Your instructions: Pictures stay out of the copy; output exactly the lines from the one containing "What does this" through the end of the material.

Material to process:

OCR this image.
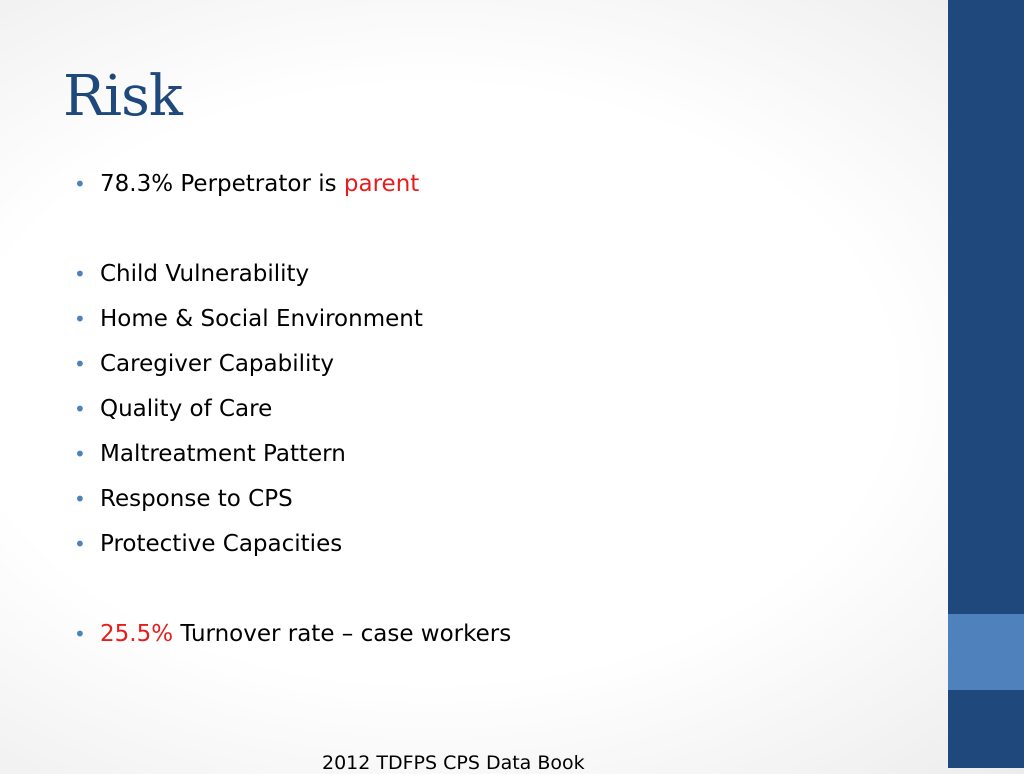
Risk
• 78.3% Perpetrator is parent
• Child Vulnerability
• Home & Social Environment
• Caregiver Capability
• Quality of Care
• Maltreatment Pattern
• Response to CPS
• Protective Capacities
• 25.5% Turnover rate – case workers
2012 TDFPS CPS Data Book
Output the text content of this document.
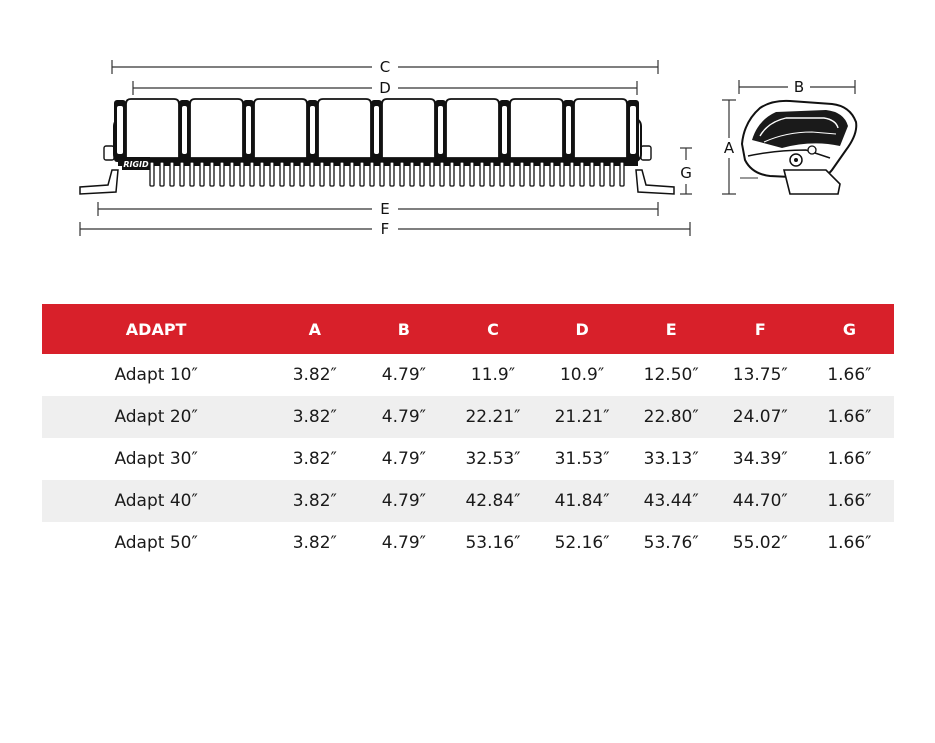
C
D
RIGID	G
E
F
B
A
ADAPT	A	B	C	D	E	F	G
Adapt 10″	3.82″	4.79″	11.9″	10.9″	12.50″	13.75″	1.66″
Adapt 20″	3.82″	4.79″	22.21″	21.21″	22.80″	24.07″	1.66″
Adapt 30″	3.82″	4.79″	32.53″	31.53″	33.13″	34.39″	1.66″
Adapt 40″	3.82″	4.79″	42.84″	41.84″	43.44″	44.70″	1.66″
Adapt 50″	3.82″	4.79″	53.16″	52.16″	53.76″	55.02″	1.66″
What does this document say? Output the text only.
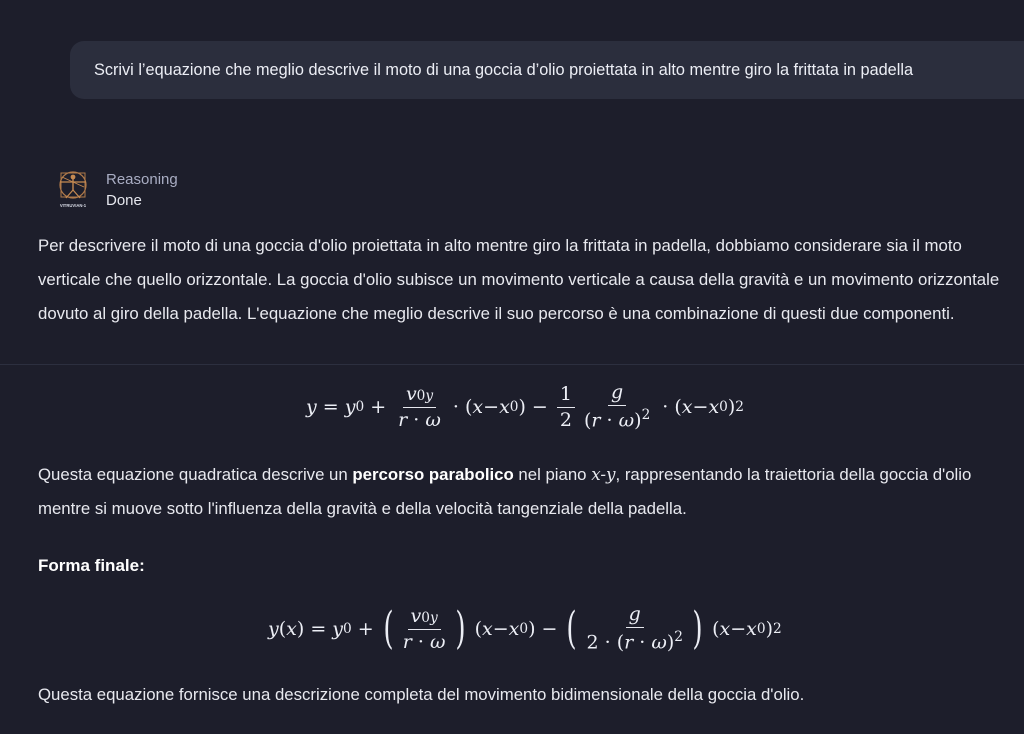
Scrivi l’equazione che meglio descrive il moto di una goccia d’olio proiettata in alto mentre giro la frittata in padella
VITRUVIAN-1
Reasoning
Done

Per descrivere il moto di una goccia d'olio proiettata in alto mentre giro la frittata in padella, dobbiamo considerare sia il moto verticale che quello orizzontale. La goccia d'olio subisce un movimento verticale a causa della gravità e un movimento orizzontale dovuto al giro della padella. L'equazione che meglio descrive il suo percorso è una combinazione di questi due componenti.

y = y $0 + \frac{v0y}{r \cdot \omega}$ · ( x − x 0 ) − $\frac{1}{2} \frac{g}{(r \cdot \omega)^2}$ · ( x − x 0 ) 2

Questa equazione quadratica descrive un percorso parabolico nel piano x-y, rappresentando la traiettoria della goccia d'olio mentre si muove sotto l'influenza della gravità e della velocità tangenziale della padella.

Forma finale:
y ( x ) = y 0 + ( $\frac{v0y}{r \cdot \omega}$ ) ( x − x 0 ) − ( $\frac{g}{2 \cdot (r \cdot \omega)^2}$ ) ( x − x 0 ) 2

Questa equazione fornisce una descrizione completa del movimento bidimensionale della goccia d'olio.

Solution:
What does this document say? Output the text only.
Scrivi l’equazione che meglio descrive il moto di una goccia d’olio proiettata in alto mentre giro la frittata in padella
VITRUVIAN-1
Reasoning
Done

Per descrivere il moto di una goccia d'olio proiettata in alto mentre giro la frittata in padella, dobbiamo considerare sia il moto verticale che quello orizzontale. La goccia d'olio subisce un movimento verticale a causa della gravità e un movimento orizzontale dovuto al giro della padella. L'equazione che meglio descrive il suo percorso è una combinazione di questi due componenti.

y = y $0 + \frac{v0y}{r \cdot \omega}$ · ( x − x 0 ) − $\frac{1}{2} \frac{g}{(r \cdot \omega)^2}$ · ( x − x 0 ) 2

Questa equazione quadratica descrive un percorso parabolico nel piano x-y, rappresentando la traiettoria della goccia d'olio mentre si muove sotto l'influenza della gravità e della velocità tangenziale della padella.

Forma finale:
y ( x ) = y 0 + ( $\frac{v0y}{r \cdot \omega}$ ) ( x − x 0 ) − ( $\frac{g}{2 \cdot (r \cdot \omega)^2}$ ) ( x − x 0 ) 2

Questa equazione fornisce una descrizione completa del movimento bidimensionale della goccia d'olio.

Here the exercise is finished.